*TASK MATERIAL*.
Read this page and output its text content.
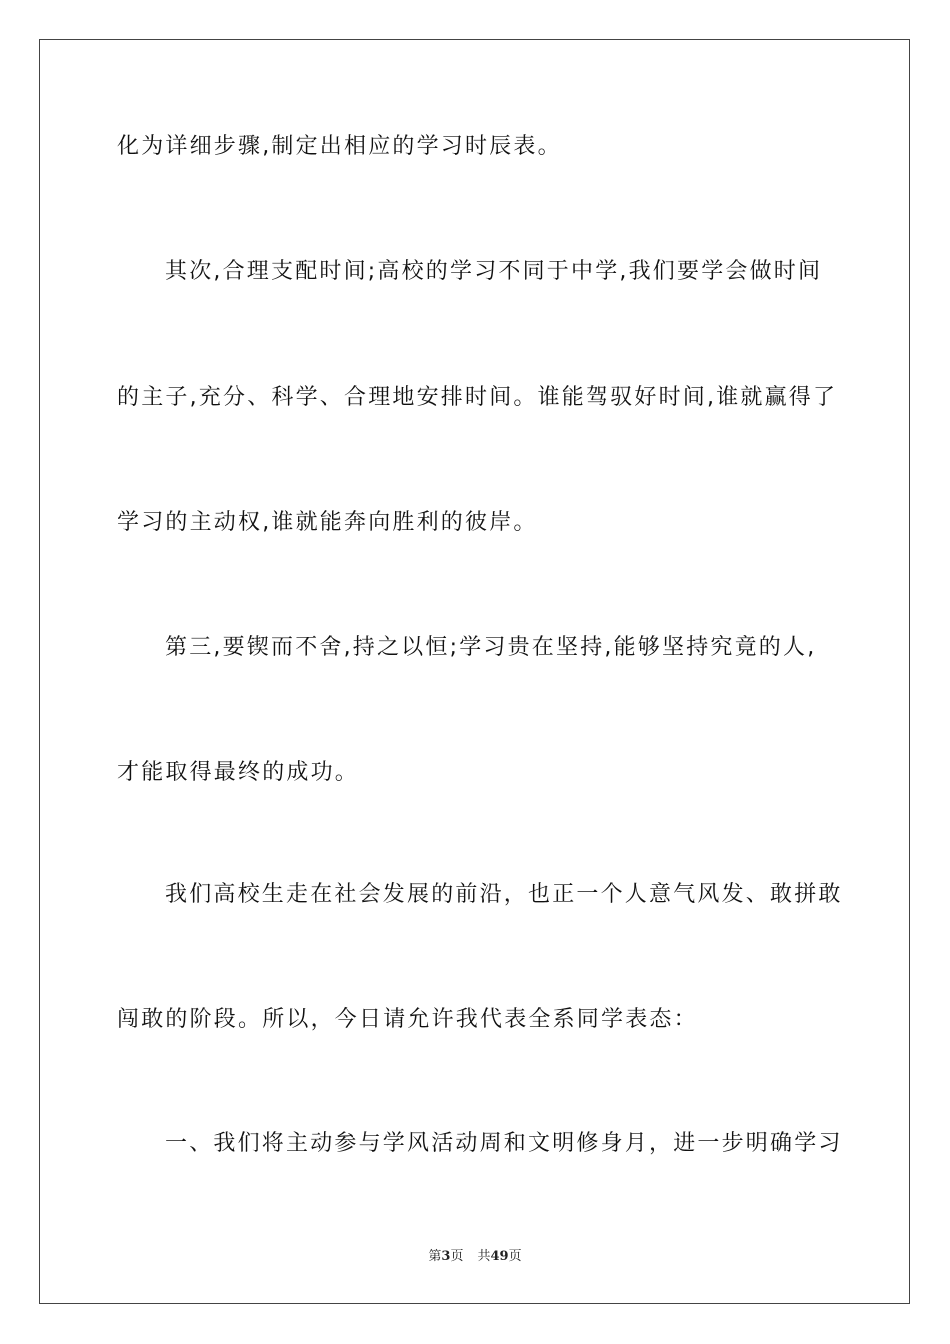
化为详细步骤,制定出相应的学习时辰表。
其次,合理支配时间;高校的学习不同于中学,我们要学会做时间
的主子,充分、科学、合理地安排时间。谁能驾驭好时间,谁就赢得了
学习的主动权,谁就能奔向胜利的彼岸。
第三,要锲而不舍,持之以恒;学习贵在坚持,能够坚持究竟的人,
才能取得最终的成功。
我们高校生走在社会发展的前沿，也正一个人意气风发、敢拼敢
闯敢的阶段。所以，今日请允许我代表全系同学表态：
一、我们将主动参与学风活动周和文明修身月，进一步明确学习
第3页 共49页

*WRITTEN PROBLEM*. Keep every word of the data as it is when you write it out, but drop the pictures.

*TASK SOLUTION*.
Read this page and output its text content.
化为详细步骤,制定出相应的学习时辰表。
其次,合理支配时间;高校的学习不同于中学,我们要学会做时间
的主子,充分、科学、合理地安排时间。谁能驾驭好时间,谁就赢得了
学习的主动权,谁就能奔向胜利的彼岸。
第三,要锲而不舍,持之以恒;学习贵在坚持,能够坚持究竟的人,
才能取得最终的成功。
我们高校生走在社会发展的前沿，也正一个人意气风发、敢拼敢
闯敢的阶段。所以，今日请允许我代表全系同学表态：
一、我们将主动参与学风活动周和文明修身月，进一步明确学习
第3页 共49页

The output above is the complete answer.